→ WHAT THE EXERCISE ASKS
Go through the lines below. Copy those with "JSON".

Entries with figure data:

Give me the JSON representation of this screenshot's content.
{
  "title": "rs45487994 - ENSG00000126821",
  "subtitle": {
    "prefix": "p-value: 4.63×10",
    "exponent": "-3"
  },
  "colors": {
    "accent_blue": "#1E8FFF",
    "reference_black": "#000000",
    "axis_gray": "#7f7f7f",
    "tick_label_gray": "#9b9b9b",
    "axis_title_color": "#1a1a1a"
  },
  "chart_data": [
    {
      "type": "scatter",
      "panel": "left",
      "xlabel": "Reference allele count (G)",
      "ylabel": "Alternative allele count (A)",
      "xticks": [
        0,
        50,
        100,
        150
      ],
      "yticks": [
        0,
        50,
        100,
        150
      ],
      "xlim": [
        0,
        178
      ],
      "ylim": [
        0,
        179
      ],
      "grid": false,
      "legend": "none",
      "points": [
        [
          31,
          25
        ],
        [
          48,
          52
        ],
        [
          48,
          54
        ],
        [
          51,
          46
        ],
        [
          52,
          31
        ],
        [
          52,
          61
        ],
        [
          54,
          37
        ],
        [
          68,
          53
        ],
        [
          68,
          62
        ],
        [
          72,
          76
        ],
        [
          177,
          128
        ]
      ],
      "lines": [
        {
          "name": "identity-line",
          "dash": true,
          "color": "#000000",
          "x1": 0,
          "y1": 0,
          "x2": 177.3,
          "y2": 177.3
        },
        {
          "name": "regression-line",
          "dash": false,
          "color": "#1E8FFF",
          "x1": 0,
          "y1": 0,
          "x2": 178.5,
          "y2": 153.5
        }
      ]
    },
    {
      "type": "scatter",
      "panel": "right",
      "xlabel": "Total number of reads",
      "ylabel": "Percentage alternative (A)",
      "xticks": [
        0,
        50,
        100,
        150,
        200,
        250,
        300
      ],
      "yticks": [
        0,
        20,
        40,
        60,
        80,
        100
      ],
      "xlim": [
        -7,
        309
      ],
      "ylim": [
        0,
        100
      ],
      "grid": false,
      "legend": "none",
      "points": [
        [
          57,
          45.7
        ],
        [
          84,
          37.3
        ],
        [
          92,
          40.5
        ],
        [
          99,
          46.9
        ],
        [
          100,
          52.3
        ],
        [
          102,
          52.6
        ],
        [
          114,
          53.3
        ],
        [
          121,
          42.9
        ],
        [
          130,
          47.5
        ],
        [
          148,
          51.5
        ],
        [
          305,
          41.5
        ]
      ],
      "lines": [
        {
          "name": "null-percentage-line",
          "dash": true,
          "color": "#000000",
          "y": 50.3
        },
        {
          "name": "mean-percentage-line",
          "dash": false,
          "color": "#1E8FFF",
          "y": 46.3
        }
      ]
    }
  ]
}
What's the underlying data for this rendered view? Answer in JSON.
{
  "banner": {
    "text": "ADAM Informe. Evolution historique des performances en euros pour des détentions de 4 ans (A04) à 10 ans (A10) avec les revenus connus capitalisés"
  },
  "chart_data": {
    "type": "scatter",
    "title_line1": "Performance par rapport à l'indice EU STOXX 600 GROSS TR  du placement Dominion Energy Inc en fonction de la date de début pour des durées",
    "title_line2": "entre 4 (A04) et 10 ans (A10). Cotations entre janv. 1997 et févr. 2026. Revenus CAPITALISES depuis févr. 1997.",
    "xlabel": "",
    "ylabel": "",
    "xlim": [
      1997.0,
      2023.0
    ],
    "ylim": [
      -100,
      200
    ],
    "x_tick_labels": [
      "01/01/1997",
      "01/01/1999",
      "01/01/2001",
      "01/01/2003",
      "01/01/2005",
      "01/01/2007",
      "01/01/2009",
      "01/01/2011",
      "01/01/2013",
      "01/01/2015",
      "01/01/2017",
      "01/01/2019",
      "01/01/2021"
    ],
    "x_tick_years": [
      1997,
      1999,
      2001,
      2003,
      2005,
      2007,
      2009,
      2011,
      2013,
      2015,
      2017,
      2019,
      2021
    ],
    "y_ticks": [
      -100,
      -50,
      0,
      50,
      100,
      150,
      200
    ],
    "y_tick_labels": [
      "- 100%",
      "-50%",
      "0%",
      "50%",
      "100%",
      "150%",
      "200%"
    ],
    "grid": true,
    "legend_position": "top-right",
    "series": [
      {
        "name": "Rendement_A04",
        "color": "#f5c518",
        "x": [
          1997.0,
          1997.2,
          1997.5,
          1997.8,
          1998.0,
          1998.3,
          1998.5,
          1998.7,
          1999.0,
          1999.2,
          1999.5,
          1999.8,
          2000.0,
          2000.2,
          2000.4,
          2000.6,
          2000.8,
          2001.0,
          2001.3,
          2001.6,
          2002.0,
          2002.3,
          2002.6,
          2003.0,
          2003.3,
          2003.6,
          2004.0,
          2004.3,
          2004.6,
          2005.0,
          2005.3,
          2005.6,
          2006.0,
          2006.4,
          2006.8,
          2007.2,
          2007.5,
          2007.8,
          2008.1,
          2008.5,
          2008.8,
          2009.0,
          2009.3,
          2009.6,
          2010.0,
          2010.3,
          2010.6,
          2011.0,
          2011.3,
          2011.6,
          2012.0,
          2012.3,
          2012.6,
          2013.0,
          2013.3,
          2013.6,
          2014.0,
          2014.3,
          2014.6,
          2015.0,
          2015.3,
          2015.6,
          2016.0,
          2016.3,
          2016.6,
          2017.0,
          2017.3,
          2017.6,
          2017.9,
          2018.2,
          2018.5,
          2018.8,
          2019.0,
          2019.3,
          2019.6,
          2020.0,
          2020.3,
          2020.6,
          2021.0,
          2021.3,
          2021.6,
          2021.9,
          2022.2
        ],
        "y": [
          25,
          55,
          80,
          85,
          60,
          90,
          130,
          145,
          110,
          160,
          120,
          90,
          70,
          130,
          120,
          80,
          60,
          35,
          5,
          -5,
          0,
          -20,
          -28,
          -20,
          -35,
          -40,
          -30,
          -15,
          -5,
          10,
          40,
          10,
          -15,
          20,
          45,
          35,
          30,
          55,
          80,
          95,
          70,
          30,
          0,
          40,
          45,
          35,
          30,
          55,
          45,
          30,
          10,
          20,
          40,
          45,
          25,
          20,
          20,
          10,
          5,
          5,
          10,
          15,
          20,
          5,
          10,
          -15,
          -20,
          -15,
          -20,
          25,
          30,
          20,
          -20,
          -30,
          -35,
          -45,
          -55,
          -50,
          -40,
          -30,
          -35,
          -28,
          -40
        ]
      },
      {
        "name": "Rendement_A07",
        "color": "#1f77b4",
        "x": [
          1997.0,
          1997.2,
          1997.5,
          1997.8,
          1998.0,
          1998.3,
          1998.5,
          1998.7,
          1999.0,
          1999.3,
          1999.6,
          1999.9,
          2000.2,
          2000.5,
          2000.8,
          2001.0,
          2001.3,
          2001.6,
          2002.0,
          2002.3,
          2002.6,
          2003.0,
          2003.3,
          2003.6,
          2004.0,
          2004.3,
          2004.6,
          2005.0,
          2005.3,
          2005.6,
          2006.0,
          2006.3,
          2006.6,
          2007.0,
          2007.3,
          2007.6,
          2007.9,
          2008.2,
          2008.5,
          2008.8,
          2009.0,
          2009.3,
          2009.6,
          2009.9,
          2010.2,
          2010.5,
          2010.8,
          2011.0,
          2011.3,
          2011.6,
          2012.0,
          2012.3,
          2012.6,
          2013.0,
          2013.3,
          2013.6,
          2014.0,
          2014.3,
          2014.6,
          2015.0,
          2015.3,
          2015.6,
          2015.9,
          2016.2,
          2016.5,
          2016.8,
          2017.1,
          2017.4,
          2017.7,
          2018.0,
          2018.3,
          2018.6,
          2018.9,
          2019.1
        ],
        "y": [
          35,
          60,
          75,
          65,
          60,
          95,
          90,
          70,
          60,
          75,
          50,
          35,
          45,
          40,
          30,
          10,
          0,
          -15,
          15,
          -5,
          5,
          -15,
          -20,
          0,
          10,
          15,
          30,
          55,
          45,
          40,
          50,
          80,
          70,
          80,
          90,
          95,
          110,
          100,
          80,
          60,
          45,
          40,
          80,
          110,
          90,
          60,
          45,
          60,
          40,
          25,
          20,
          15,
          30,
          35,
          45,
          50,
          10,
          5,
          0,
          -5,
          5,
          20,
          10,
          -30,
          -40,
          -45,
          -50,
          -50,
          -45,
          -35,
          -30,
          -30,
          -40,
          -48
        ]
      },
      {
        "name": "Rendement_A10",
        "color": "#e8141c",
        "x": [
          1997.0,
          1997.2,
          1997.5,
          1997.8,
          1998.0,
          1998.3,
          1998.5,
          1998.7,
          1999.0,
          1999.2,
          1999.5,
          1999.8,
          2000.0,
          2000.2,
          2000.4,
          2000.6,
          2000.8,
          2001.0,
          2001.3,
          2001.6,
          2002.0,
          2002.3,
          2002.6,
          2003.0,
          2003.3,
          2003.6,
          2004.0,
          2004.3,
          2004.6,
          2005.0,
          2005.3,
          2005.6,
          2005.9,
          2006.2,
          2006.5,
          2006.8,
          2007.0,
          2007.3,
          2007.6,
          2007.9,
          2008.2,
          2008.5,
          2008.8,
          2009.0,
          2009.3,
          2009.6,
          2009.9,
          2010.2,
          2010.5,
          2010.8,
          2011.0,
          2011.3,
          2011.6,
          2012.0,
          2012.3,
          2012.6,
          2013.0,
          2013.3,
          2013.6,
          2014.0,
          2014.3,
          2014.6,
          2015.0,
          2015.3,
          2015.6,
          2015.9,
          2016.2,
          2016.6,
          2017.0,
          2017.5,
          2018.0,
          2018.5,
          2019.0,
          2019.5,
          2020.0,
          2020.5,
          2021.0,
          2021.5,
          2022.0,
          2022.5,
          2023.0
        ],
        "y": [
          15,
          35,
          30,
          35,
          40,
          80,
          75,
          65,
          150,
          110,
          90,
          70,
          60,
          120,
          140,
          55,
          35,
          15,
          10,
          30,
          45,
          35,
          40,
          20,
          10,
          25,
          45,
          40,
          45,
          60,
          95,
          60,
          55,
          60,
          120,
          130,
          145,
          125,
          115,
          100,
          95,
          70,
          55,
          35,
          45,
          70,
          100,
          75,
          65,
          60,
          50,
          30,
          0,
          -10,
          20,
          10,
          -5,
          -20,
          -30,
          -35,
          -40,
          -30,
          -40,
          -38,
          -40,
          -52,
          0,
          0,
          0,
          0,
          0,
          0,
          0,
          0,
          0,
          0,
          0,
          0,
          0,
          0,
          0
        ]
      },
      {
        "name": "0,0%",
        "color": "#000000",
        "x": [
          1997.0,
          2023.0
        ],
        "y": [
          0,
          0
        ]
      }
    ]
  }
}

→ IN RESPONSE
Give me the JSON representation of this screenshot's content.
What's the underlying data for this rendered view? Answer in JSON.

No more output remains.